### Task objective
Update the material below so that each "Polygon shape" becomes "Polygon", with everything else left unchanged. Leave the pictures out of your answer.

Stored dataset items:
........
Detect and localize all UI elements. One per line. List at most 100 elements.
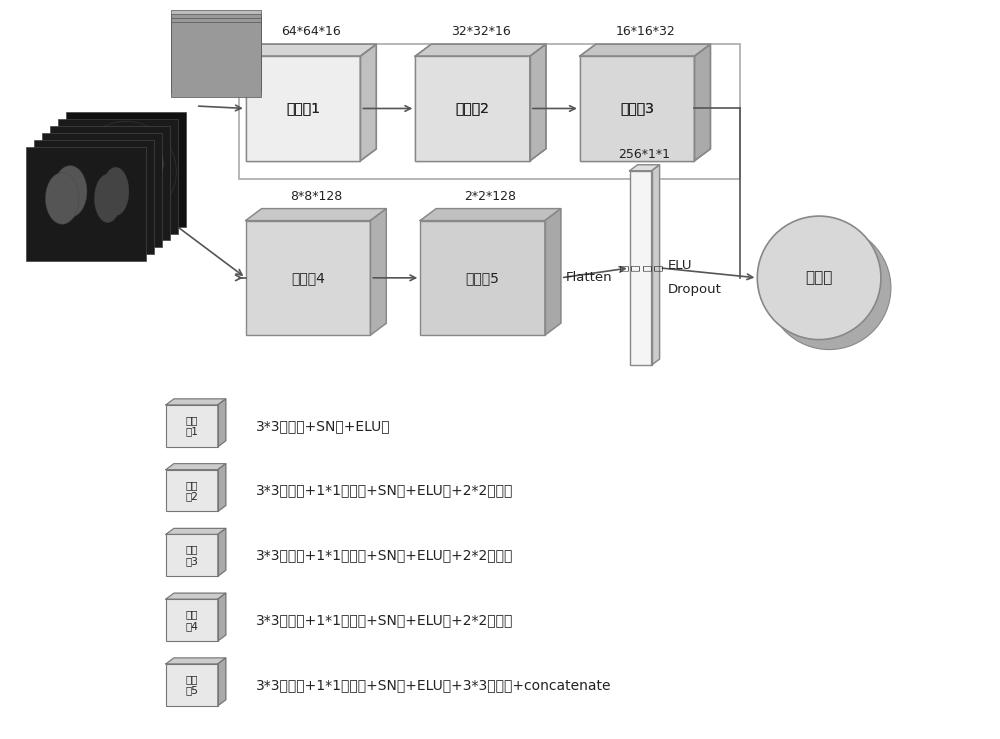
Bar <box>630 171 652 365</box>
Text: 32*32*16: 32*32*16 <box>451 25 510 38</box>
Text: 3*3卷积层+1*1卷积层+SN层+ELU层+2*2池化层: 3*3卷积层+1*1卷积层+SN层+ELU层+2*2池化层 <box>256 613 513 627</box>
Text: 卷积块2: 卷积块2 <box>456 101 490 115</box>
Polygon shape <box>360 44 376 161</box>
Polygon shape <box>420 208 561 220</box>
Text: 卷积块4: 卷积块4 <box>291 271 325 285</box>
Bar <box>171 22 261 97</box>
Ellipse shape <box>118 154 145 202</box>
Text: 卷积块1: 卷积块1 <box>286 101 320 115</box>
Text: 3*3卷积层+SN层+ELU层: 3*3卷积层+SN层+ELU层 <box>256 419 390 433</box>
Text: 8*8*128: 8*8*128 <box>290 190 342 202</box>
Bar <box>166 405 218 446</box>
Text: 卷积
块3: 卷积 块3 <box>185 545 198 566</box>
Polygon shape <box>246 44 376 56</box>
Text: 分类层: 分类层 <box>805 270 833 285</box>
Text: 3*3卷积层+1*1卷积层+SN层+ELU层+3*3池化层+concatenate: 3*3卷积层+1*1卷积层+SN层+ELU层+3*3池化层+concatenat… <box>256 678 611 692</box>
Bar <box>34 140 154 254</box>
Polygon shape <box>415 44 546 56</box>
Polygon shape <box>166 399 226 405</box>
Ellipse shape <box>126 146 153 194</box>
Bar <box>246 56 360 161</box>
Ellipse shape <box>83 135 121 192</box>
Text: 卷积块3: 卷积块3 <box>620 101 654 115</box>
Text: 3*3卷积层+1*1卷积层+SN层+ELU层+2*2池化层: 3*3卷积层+1*1卷积层+SN层+ELU层+2*2池化层 <box>256 483 513 497</box>
Bar <box>171 14 261 89</box>
Text: 16*16*32: 16*16*32 <box>615 25 675 38</box>
Polygon shape <box>218 528 226 576</box>
Text: 2*2*128: 2*2*128 <box>465 190 517 202</box>
Text: 卷积块1: 卷积块1 <box>286 101 320 115</box>
Polygon shape <box>360 44 376 161</box>
Bar <box>26 147 146 262</box>
Polygon shape <box>166 528 226 534</box>
Polygon shape <box>652 165 660 365</box>
Polygon shape <box>166 658 226 664</box>
Bar <box>58 119 178 234</box>
Ellipse shape <box>190 27 215 68</box>
Ellipse shape <box>132 136 163 191</box>
Polygon shape <box>246 208 386 220</box>
Text: Flatten: Flatten <box>566 271 612 285</box>
Polygon shape <box>530 44 546 161</box>
Polygon shape <box>218 593 226 641</box>
Ellipse shape <box>53 166 87 217</box>
Text: 卷积
块1: 卷积 块1 <box>185 415 198 437</box>
Circle shape <box>76 121 176 222</box>
Polygon shape <box>694 44 710 161</box>
Bar <box>50 126 170 240</box>
Text: 卷积块2: 卷积块2 <box>456 101 490 115</box>
Bar <box>166 664 218 706</box>
Ellipse shape <box>757 216 881 340</box>
Polygon shape <box>530 44 546 161</box>
Text: 卷积
块4: 卷积 块4 <box>185 609 198 631</box>
Bar <box>415 56 530 161</box>
Polygon shape <box>218 399 226 446</box>
Ellipse shape <box>110 160 137 208</box>
Bar <box>580 56 694 161</box>
Polygon shape <box>218 658 226 706</box>
Polygon shape <box>166 463 226 469</box>
Bar <box>166 599 218 641</box>
Polygon shape <box>218 463 226 511</box>
Bar <box>246 56 360 161</box>
Text: 卷积
块5: 卷积 块5 <box>185 674 198 695</box>
Bar <box>420 220 545 335</box>
Polygon shape <box>545 208 561 335</box>
Polygon shape <box>246 44 376 56</box>
Bar <box>415 56 530 161</box>
Ellipse shape <box>103 167 129 216</box>
Polygon shape <box>166 593 226 599</box>
Circle shape <box>118 178 134 195</box>
Polygon shape <box>370 208 386 335</box>
Polygon shape <box>630 165 660 171</box>
Ellipse shape <box>110 148 134 173</box>
Text: 卷积块3: 卷积块3 <box>620 101 654 115</box>
Bar <box>166 534 218 576</box>
Text: Dropout: Dropout <box>668 283 721 296</box>
Bar <box>580 56 694 161</box>
Ellipse shape <box>95 174 121 222</box>
Bar <box>171 18 261 93</box>
Text: 64*64*16: 64*64*16 <box>281 25 341 38</box>
Polygon shape <box>580 44 710 56</box>
Ellipse shape <box>61 159 95 210</box>
Bar <box>42 133 162 248</box>
Text: 全
连
接
层: 全 连 接 层 <box>618 265 663 271</box>
Ellipse shape <box>77 145 111 197</box>
Ellipse shape <box>45 173 79 224</box>
Ellipse shape <box>219 29 239 67</box>
Bar <box>246 220 370 335</box>
Bar <box>166 469 218 511</box>
Text: 3*3卷积层+1*1卷积层+SN层+ELU层+2*2池化层: 3*3卷积层+1*1卷积层+SN层+ELU层+2*2池化层 <box>256 548 513 562</box>
Polygon shape <box>415 44 546 56</box>
Ellipse shape <box>767 226 891 350</box>
Polygon shape <box>580 44 710 56</box>
Text: ELU: ELU <box>668 259 692 273</box>
Bar <box>239 44 740 179</box>
Text: 卷积块5: 卷积块5 <box>466 271 499 285</box>
Ellipse shape <box>69 151 103 203</box>
Bar <box>66 112 186 227</box>
Polygon shape <box>694 44 710 161</box>
Text: 卷积
块2: 卷积 块2 <box>185 480 198 501</box>
Bar <box>171 10 261 85</box>
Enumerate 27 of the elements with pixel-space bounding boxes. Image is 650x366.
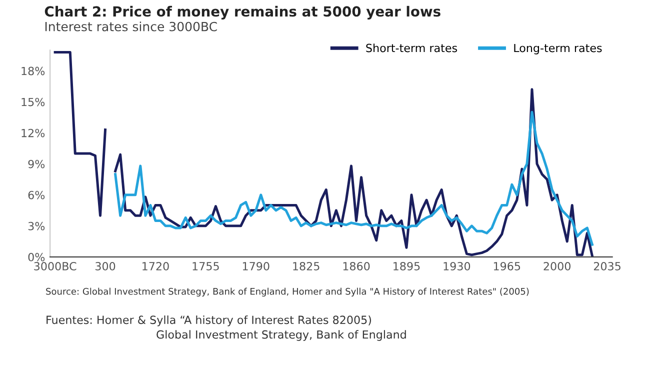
x-tick-label: 300 <box>96 262 116 270</box>
legend-label: Short-term rates <box>366 44 458 52</box>
x-tick-label: 1860 <box>343 262 370 270</box>
x-tick-label: 1790 <box>242 262 270 270</box>
y-tick-label: 9% <box>28 160 45 168</box>
x-tick-label: 1720 <box>142 262 169 270</box>
x-tick-label: 1825 <box>293 262 320 270</box>
source-note: Fuentes: Homer & Sylla “A history of Interest Rates 82005) <box>46 315 372 326</box>
x-tick-label: 2000 <box>544 262 570 270</box>
chart-title: Chart 2: Price of money remains at 5000 year lows <box>44 6 440 20</box>
text: Global Investment Strategy, Bank of England <box>156 330 406 341</box>
x-tick-label: 3000BC <box>34 262 76 270</box>
x-tick-label: 2035 <box>594 262 620 270</box>
chart-subtitle: Interest rates since 3000BC <box>45 22 217 32</box>
x-tick-label: 1755 <box>192 262 219 270</box>
y-tick-label: 18% <box>22 66 45 76</box>
legend-label: Long-term rates <box>514 44 602 54</box>
y-tick-label: 12% <box>22 128 45 138</box>
x-tick-label: 1965 <box>494 262 520 270</box>
x-tick-label: 1930 <box>444 262 470 270</box>
y-tick-label: 3% <box>28 222 45 230</box>
x-tick-label: 1895 <box>394 262 420 270</box>
y-tick-label: 15% <box>22 98 45 106</box>
y-tick-label: 6% <box>28 190 45 200</box>
y-tick-label: 0% <box>28 252 45 262</box>
line-series <box>114 110 594 246</box>
source-note: Source: Global Investment Strategy, Bank of England, Homer and Sylla "A History of Interest Rates" (2005) <box>46 288 529 297</box>
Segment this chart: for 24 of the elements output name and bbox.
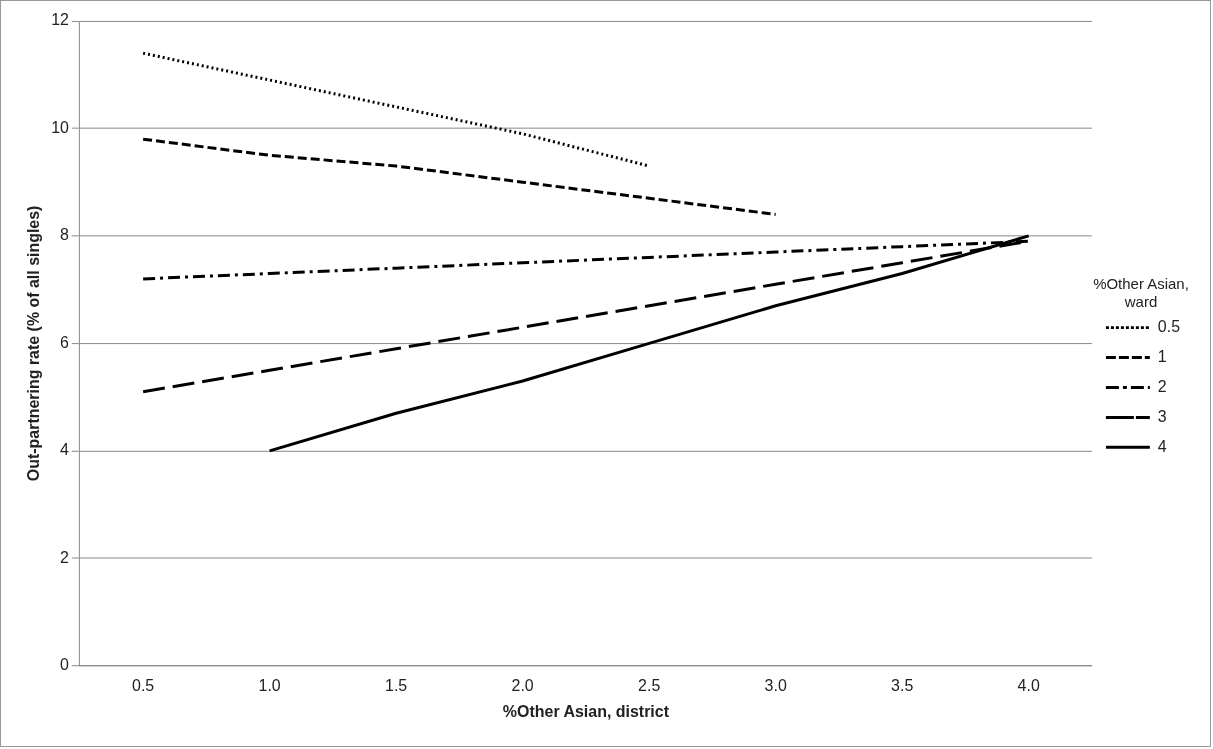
........
### Solution to the problem
Detect and localize all UI elements. One per line. List at most 100 elements.
Bar <box>630 171 652 365</box>
Text: 32*32*16: 32*32*16 <box>451 25 510 38</box>
Text: 3*3卷积层+1*1卷积层+SN层+ELU层+2*2池化层: 3*3卷积层+1*1卷积层+SN层+ELU层+2*2池化层 <box>256 613 513 627</box>
Text: 卷积块2: 卷积块2 <box>456 101 490 115</box>
Polygon <box>360 44 376 161</box>
Polygon <box>420 208 561 220</box>
Text: 卷积块4: 卷积块4 <box>291 271 325 285</box>
Bar <box>171 22 261 97</box>
Ellipse shape <box>118 154 145 202</box>
Text: 卷积块1: 卷积块1 <box>286 101 320 115</box>
Text: 3*3卷积层+SN层+ELU层: 3*3卷积层+SN层+ELU层 <box>256 419 390 433</box>
Text: 8*8*128: 8*8*128 <box>290 190 342 202</box>
Bar <box>166 405 218 446</box>
Text: 卷积
块3: 卷积 块3 <box>185 545 198 566</box>
Polygon <box>246 44 376 56</box>
Text: 分类层: 分类层 <box>805 270 833 285</box>
Text: 3*3卷积层+1*1卷积层+SN层+ELU层+3*3池化层+concatenate: 3*3卷积层+1*1卷积层+SN层+ELU层+3*3池化层+concatenat… <box>256 678 611 692</box>
Bar <box>34 140 154 254</box>
Polygon <box>415 44 546 56</box>
Polygon <box>166 399 226 405</box>
Ellipse shape <box>126 146 153 194</box>
Bar <box>246 56 360 161</box>
Ellipse shape <box>83 135 121 192</box>
Text: 卷积块3: 卷积块3 <box>620 101 654 115</box>
Text: 3*3卷积层+1*1卷积层+SN层+ELU层+2*2池化层: 3*3卷积层+1*1卷积层+SN层+ELU层+2*2池化层 <box>256 483 513 497</box>
Bar <box>171 14 261 89</box>
Text: 16*16*32: 16*16*32 <box>615 25 675 38</box>
Polygon <box>218 528 226 576</box>
Text: 2*2*128: 2*2*128 <box>465 190 517 202</box>
Text: 卷积块1: 卷积块1 <box>286 101 320 115</box>
Polygon <box>360 44 376 161</box>
Bar <box>26 147 146 262</box>
Polygon <box>166 528 226 534</box>
Polygon <box>652 165 660 365</box>
Polygon <box>166 658 226 664</box>
Bar <box>58 119 178 234</box>
Ellipse shape <box>190 27 215 68</box>
Ellipse shape <box>132 136 163 191</box>
Polygon <box>246 208 386 220</box>
Text: Flatten: Flatten <box>566 271 612 285</box>
Polygon <box>530 44 546 161</box>
Polygon <box>218 593 226 641</box>
Ellipse shape <box>53 166 87 217</box>
Text: 卷积
块1: 卷积 块1 <box>185 415 198 437</box>
Circle shape <box>76 121 176 222</box>
Polygon <box>694 44 710 161</box>
Bar <box>50 126 170 240</box>
Text: 卷积块2: 卷积块2 <box>456 101 490 115</box>
Bar <box>166 664 218 706</box>
Ellipse shape <box>757 216 881 340</box>
Polygon <box>530 44 546 161</box>
Text: 卷积
块4: 卷积 块4 <box>185 609 198 631</box>
Bar <box>415 56 530 161</box>
Polygon <box>218 399 226 446</box>
Ellipse shape <box>110 160 137 208</box>
Bar <box>580 56 694 161</box>
Polygon <box>218 658 226 706</box>
Polygon <box>166 463 226 469</box>
Bar <box>166 599 218 641</box>
Polygon <box>218 463 226 511</box>
Bar <box>246 56 360 161</box>
Text: 卷积
块5: 卷积 块5 <box>185 674 198 695</box>
Bar <box>420 220 545 335</box>
Polygon <box>545 208 561 335</box>
Polygon <box>246 44 376 56</box>
Bar <box>415 56 530 161</box>
Ellipse shape <box>103 167 129 216</box>
Polygon <box>166 593 226 599</box>
Circle shape <box>118 178 134 195</box>
Polygon <box>370 208 386 335</box>
Polygon <box>630 165 660 171</box>
Ellipse shape <box>110 148 134 173</box>
Text: 卷积块3: 卷积块3 <box>620 101 654 115</box>
Bar <box>166 534 218 576</box>
Text: Dropout: Dropout <box>668 283 721 296</box>
Bar <box>580 56 694 161</box>
Ellipse shape <box>95 174 121 222</box>
Bar <box>171 18 261 93</box>
Text: 64*64*16: 64*64*16 <box>281 25 341 38</box>
Polygon <box>580 44 710 56</box>
Ellipse shape <box>61 159 95 210</box>
Bar <box>42 133 162 248</box>
Text: 全
连
接
层: 全 连 接 层 <box>618 265 663 271</box>
Ellipse shape <box>77 145 111 197</box>
Ellipse shape <box>45 173 79 224</box>
Ellipse shape <box>219 29 239 67</box>
Bar <box>246 220 370 335</box>
Bar <box>166 469 218 511</box>
Text: 3*3卷积层+1*1卷积层+SN层+ELU层+2*2池化层: 3*3卷积层+1*1卷积层+SN层+ELU层+2*2池化层 <box>256 548 513 562</box>
Polygon <box>415 44 546 56</box>
Ellipse shape <box>767 226 891 350</box>
Polygon <box>580 44 710 56</box>
Text: ELU: ELU <box>668 259 692 273</box>
Bar <box>239 44 740 179</box>
Text: 卷积块5: 卷积块5 <box>466 271 499 285</box>
Ellipse shape <box>69 151 103 203</box>
Bar <box>66 112 186 227</box>
Polygon <box>694 44 710 161</box>
Text: 卷积
块2: 卷积 块2 <box>185 480 198 501</box>
Bar <box>171 10 261 85</box>
Enumerate 27 of the elements with pixel-space bounding boxes. Image is 650x366.
x-tick-label: 300 <box>96 262 116 270</box>
legend-label: Short-term rates <box>366 44 458 52</box>
x-tick-label: 1860 <box>343 262 370 270</box>
x-tick-label: 1790 <box>242 262 270 270</box>
y-tick-label: 9% <box>28 160 45 168</box>
x-tick-label: 1720 <box>142 262 169 270</box>
x-tick-label: 1825 <box>293 262 320 270</box>
source-note: Fuentes: Homer & Sylla “A history of Interest Rates 82005) <box>46 315 372 326</box>
x-tick-label: 2000 <box>544 262 570 270</box>
chart-title: Chart 2: Price of money remains at 5000 year lows <box>44 6 440 20</box>
text: Global Investment Strategy, Bank of England <box>156 330 406 341</box>
x-tick-label: 3000BC <box>34 262 76 270</box>
x-tick-label: 2035 <box>594 262 620 270</box>
chart-subtitle: Interest rates since 3000BC <box>45 22 217 32</box>
x-tick-label: 1755 <box>192 262 219 270</box>
y-tick-label: 18% <box>22 66 45 76</box>
legend-label: Long-term rates <box>514 44 602 54</box>
y-tick-label: 12% <box>22 128 45 138</box>
x-tick-label: 1965 <box>494 262 520 270</box>
x-tick-label: 1930 <box>444 262 470 270</box>
y-tick-label: 3% <box>28 222 45 230</box>
x-tick-label: 1895 <box>394 262 420 270</box>
y-tick-label: 15% <box>22 98 45 106</box>
y-tick-label: 6% <box>28 190 45 200</box>
y-tick-label: 0% <box>28 252 45 262</box>
line-series <box>114 110 594 246</box>
source-note: Source: Global Investment Strategy, Bank of England, Homer and Sylla "A History of Interest Rates" (2005) <box>46 288 529 297</box>
Segment this chart: for 24 of the elements output name and bbox.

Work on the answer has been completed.